ABOUT THIS TASK: Scan the lines below for the string "permuted". Reply with how many match, and no other words.

Dataset records
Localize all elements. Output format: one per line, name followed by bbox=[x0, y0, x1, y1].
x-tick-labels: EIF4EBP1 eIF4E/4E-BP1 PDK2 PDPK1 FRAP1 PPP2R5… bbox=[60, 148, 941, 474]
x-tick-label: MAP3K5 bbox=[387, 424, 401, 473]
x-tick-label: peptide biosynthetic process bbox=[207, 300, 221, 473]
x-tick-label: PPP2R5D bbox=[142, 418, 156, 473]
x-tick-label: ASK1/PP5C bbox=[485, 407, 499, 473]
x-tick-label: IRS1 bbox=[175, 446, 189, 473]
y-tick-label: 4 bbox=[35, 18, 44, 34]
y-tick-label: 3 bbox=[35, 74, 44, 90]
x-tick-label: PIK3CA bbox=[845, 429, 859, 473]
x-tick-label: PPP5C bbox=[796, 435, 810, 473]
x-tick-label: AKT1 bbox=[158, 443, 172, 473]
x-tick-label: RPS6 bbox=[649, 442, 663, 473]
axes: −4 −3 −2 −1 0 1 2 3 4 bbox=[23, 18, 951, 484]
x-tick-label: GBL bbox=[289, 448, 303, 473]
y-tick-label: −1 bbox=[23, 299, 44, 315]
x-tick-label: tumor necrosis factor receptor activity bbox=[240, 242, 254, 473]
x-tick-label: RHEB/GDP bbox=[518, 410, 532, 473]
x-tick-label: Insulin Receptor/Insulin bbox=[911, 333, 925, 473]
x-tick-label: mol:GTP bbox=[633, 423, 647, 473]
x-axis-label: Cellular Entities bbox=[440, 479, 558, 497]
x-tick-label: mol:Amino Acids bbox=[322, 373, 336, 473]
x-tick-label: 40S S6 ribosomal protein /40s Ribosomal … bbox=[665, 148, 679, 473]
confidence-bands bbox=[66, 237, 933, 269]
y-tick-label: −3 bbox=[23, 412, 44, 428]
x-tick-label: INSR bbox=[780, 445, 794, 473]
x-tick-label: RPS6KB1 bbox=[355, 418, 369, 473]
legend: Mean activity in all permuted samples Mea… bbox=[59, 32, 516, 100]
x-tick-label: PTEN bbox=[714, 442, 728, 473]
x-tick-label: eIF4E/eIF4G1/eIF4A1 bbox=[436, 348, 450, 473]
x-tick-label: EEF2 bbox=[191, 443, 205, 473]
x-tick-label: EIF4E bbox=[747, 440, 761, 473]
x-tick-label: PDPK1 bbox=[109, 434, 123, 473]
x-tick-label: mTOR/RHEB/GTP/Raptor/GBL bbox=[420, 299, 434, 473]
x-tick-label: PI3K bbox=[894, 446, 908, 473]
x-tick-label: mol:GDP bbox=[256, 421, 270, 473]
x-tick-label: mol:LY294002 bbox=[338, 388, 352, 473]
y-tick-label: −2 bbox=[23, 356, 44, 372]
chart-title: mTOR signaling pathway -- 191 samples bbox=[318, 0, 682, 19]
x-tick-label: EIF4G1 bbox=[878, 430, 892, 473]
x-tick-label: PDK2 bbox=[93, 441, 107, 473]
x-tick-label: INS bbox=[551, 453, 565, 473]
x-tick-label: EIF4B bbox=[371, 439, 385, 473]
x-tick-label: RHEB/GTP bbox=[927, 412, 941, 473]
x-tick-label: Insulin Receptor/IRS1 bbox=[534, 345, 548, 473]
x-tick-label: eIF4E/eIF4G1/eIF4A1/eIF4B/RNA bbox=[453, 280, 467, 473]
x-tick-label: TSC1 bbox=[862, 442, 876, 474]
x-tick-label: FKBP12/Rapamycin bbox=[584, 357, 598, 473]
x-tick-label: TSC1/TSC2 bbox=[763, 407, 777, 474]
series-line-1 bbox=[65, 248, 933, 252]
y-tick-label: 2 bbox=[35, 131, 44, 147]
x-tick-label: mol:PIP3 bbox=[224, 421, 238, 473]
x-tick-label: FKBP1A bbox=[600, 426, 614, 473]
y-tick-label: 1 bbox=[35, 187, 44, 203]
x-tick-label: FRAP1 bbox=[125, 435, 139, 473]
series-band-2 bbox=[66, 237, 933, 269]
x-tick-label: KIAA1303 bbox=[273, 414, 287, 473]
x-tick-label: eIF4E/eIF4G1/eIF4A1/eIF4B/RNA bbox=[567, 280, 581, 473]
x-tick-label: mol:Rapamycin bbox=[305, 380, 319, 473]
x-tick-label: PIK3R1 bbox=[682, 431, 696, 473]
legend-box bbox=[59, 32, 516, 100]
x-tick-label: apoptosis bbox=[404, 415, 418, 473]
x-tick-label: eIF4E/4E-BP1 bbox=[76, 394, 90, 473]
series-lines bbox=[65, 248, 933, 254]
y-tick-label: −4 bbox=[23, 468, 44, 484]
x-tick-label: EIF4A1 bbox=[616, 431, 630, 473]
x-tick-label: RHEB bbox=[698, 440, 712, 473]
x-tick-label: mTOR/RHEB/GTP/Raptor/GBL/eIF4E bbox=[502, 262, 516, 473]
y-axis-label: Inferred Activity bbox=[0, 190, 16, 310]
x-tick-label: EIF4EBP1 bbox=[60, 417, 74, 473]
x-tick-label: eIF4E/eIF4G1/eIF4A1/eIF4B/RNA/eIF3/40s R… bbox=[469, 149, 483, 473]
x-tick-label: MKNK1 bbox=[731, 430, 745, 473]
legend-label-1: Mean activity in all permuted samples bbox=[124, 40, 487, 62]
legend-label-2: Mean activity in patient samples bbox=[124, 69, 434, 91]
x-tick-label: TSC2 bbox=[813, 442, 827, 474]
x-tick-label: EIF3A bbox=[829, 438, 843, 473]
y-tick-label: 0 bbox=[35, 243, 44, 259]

SOLUTION TO THIS TASK: 2